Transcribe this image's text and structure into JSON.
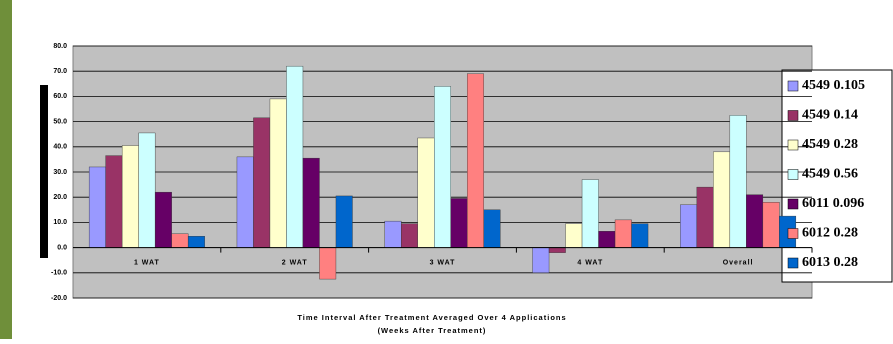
{
  "chart_data": {
    "type": "bar",
    "x_label": "Time Interval After Treatment Averaged Over 4 Applications",
    "x_label_sub": "(Weeks After Treatment)",
    "categories": [
      "1 WAT",
      "2 WAT",
      "3 WAT",
      "4 WAT",
      "Overall"
    ],
    "series": [
      {
        "name": "4549 0.105",
        "color": "#9999ff",
        "values": [
          32,
          36,
          10.5,
          -10,
          17
        ]
      },
      {
        "name": "4549 0.14",
        "color": "#993366",
        "values": [
          36.5,
          51.5,
          9.5,
          -2,
          24
        ]
      },
      {
        "name": "4549 0.28",
        "color": "#ffffcc",
        "values": [
          40.5,
          59,
          43.5,
          9.5,
          38
        ]
      },
      {
        "name": "4549 0.56",
        "color": "#ccffff",
        "values": [
          45.5,
          72,
          64,
          27,
          52.5
        ]
      },
      {
        "name": "6011 0.096",
        "color": "#660066",
        "values": [
          22,
          35.5,
          19.5,
          6.5,
          21
        ]
      },
      {
        "name": "6012 0.28",
        "color": "#ff8080",
        "values": [
          5.5,
          -12.5,
          69,
          11,
          18
        ]
      },
      {
        "name": "6013 0.28",
        "color": "#0066cc",
        "values": [
          4.5,
          20.5,
          15,
          9.5,
          12.5
        ]
      }
    ],
    "ylim": [
      -20,
      80
    ],
    "yticks": [
      {
        "value": -20,
        "label": "-20.0"
      },
      {
        "value": -10,
        "label": "-10.0"
      },
      {
        "value": 0,
        "label": "0.0"
      },
      {
        "value": 10,
        "label": "10.0"
      },
      {
        "value": 20,
        "label": "20.0"
      },
      {
        "value": 30,
        "label": "30.0"
      },
      {
        "value": 40,
        "label": "40.0"
      },
      {
        "value": 50,
        "label": "50.0"
      },
      {
        "value": 60,
        "label": "60.0"
      },
      {
        "value": 70,
        "label": "70.0"
      },
      {
        "value": 80,
        "label": "80.0"
      }
    ],
    "grid": true,
    "legend": "right"
  }
}
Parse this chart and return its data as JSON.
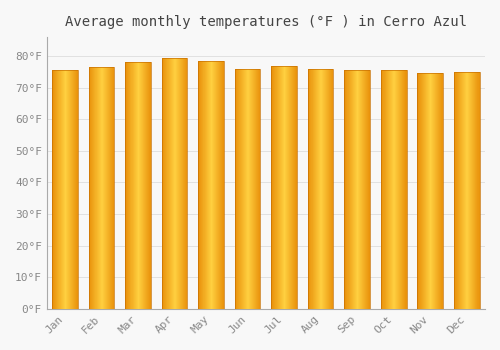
{
  "title": "Average monthly temperatures (°F ) in Cerro Azul",
  "months": [
    "Jan",
    "Feb",
    "Mar",
    "Apr",
    "May",
    "Jun",
    "Jul",
    "Aug",
    "Sep",
    "Oct",
    "Nov",
    "Dec"
  ],
  "values": [
    75.5,
    76.5,
    78.0,
    79.5,
    78.5,
    76.0,
    77.0,
    76.0,
    75.5,
    75.5,
    74.5,
    75.0
  ],
  "bar_color_edge": "#E8900A",
  "bar_color_center": "#FFD040",
  "bar_edge_color": "#C87000",
  "background_color": "#F8F8F8",
  "plot_bg_color": "#F8F8F8",
  "grid_color": "#DDDDDD",
  "ylim": [
    0,
    86
  ],
  "yticks": [
    0,
    10,
    20,
    30,
    40,
    50,
    60,
    70,
    80
  ],
  "title_fontsize": 10,
  "tick_fontsize": 8,
  "title_color": "#444444",
  "tick_color": "#888888",
  "bar_width": 0.7
}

_____

__Task directions__. Repeat each entry exactly. Pictures do not belong in the copy.

__Result of the exercise__.
Transcribe this image's text and structure into JSON.
{
  "chart_data": {
    "type": "bar",
    "x_label": "Time Interval After Treatment Averaged Over 4 Applications",
    "x_label_sub": "(Weeks After Treatment)",
    "categories": [
      "1 WAT",
      "2 WAT",
      "3 WAT",
      "4 WAT",
      "Overall"
    ],
    "series": [
      {
        "name": "4549 0.105",
        "color": "#9999ff",
        "values": [
          32,
          36,
          10.5,
          -10,
          17
        ]
      },
      {
        "name": "4549 0.14",
        "color": "#993366",
        "values": [
          36.5,
          51.5,
          9.5,
          -2,
          24
        ]
      },
      {
        "name": "4549 0.28",
        "color": "#ffffcc",
        "values": [
          40.5,
          59,
          43.5,
          9.5,
          38
        ]
      },
      {
        "name": "4549 0.56",
        "color": "#ccffff",
        "values": [
          45.5,
          72,
          64,
          27,
          52.5
        ]
      },
      {
        "name": "6011 0.096",
        "color": "#660066",
        "values": [
          22,
          35.5,
          19.5,
          6.5,
          21
        ]
      },
      {
        "name": "6012 0.28",
        "color": "#ff8080",
        "values": [
          5.5,
          -12.5,
          69,
          11,
          18
        ]
      },
      {
        "name": "6013 0.28",
        "color": "#0066cc",
        "values": [
          4.5,
          20.5,
          15,
          9.5,
          12.5
        ]
      }
    ],
    "ylim": [
      -20,
      80
    ],
    "yticks": [
      {
        "value": -20,
        "label": "-20.0"
      },
      {
        "value": -10,
        "label": "-10.0"
      },
      {
        "value": 0,
        "label": "0.0"
      },
      {
        "value": 10,
        "label": "10.0"
      },
      {
        "value": 20,
        "label": "20.0"
      },
      {
        "value": 30,
        "label": "30.0"
      },
      {
        "value": 40,
        "label": "40.0"
      },
      {
        "value": 50,
        "label": "50.0"
      },
      {
        "value": 60,
        "label": "60.0"
      },
      {
        "value": 70,
        "label": "70.0"
      },
      {
        "value": 80,
        "label": "80.0"
      }
    ],
    "grid": true,
    "legend": "right"
  }
}
Parse this chart and return its data as JSON.
{
  "title": "Average monthly temperatures (°F ) in Cerro Azul",
  "months": [
    "Jan",
    "Feb",
    "Mar",
    "Apr",
    "May",
    "Jun",
    "Jul",
    "Aug",
    "Sep",
    "Oct",
    "Nov",
    "Dec"
  ],
  "values": [
    75.5,
    76.5,
    78.0,
    79.5,
    78.5,
    76.0,
    77.0,
    76.0,
    75.5,
    75.5,
    74.5,
    75.0
  ],
  "bar_color_edge": "#E8900A",
  "bar_color_center": "#FFD040",
  "bar_edge_color": "#C87000",
  "background_color": "#F8F8F8",
  "plot_bg_color": "#F8F8F8",
  "grid_color": "#DDDDDD",
  "ylim": [
    0,
    86
  ],
  "yticks": [
    0,
    10,
    20,
    30,
    40,
    50,
    60,
    70,
    80
  ],
  "title_fontsize": 10,
  "tick_fontsize": 8,
  "title_color": "#444444",
  "tick_color": "#888888",
  "bar_width": 0.7
}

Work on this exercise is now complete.